_Directive_:
Go through the entries one line at a time, and gather every line that has the word "color".
========================================================================
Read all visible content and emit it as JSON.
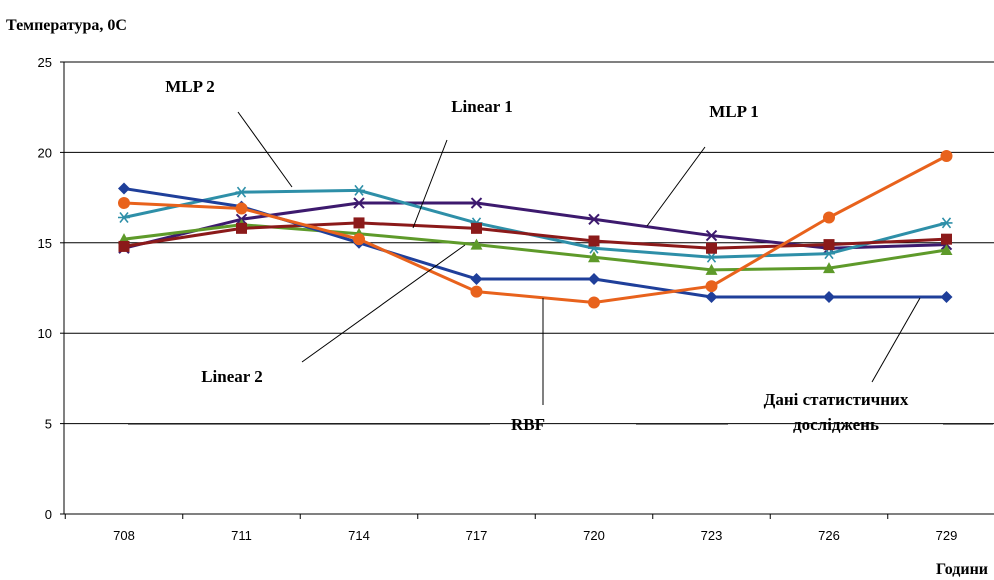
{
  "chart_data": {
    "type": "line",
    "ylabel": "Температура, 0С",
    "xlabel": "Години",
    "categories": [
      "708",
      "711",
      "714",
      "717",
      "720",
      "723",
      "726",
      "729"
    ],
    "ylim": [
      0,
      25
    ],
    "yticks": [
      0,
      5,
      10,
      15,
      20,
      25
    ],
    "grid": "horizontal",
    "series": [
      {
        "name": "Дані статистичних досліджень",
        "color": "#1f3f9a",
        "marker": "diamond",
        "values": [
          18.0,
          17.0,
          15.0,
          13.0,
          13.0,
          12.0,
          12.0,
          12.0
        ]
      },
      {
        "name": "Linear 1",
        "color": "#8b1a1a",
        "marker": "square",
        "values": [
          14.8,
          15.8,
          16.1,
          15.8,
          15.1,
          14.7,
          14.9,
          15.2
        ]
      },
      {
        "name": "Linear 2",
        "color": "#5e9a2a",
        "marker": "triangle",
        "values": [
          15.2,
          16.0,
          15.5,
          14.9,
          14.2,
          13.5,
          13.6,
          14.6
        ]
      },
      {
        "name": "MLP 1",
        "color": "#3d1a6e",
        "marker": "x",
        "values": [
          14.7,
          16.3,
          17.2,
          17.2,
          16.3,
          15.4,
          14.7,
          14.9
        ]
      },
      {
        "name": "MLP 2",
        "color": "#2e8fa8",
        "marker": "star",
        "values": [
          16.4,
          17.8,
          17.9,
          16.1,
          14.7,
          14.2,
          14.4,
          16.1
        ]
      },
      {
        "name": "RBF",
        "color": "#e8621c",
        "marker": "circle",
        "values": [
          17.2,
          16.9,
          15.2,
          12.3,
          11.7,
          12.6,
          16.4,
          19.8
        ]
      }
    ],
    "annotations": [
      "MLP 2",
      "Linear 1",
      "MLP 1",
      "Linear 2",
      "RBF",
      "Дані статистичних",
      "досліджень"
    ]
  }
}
========================================================================
_Response to this exercise_:
        "color": "#1f3f9a",
        "color": "#8b1a1a",
        "color": "#5e9a2a",
        "color": "#3d1a6e",
        "color": "#2e8fa8",
        "color": "#e8621c",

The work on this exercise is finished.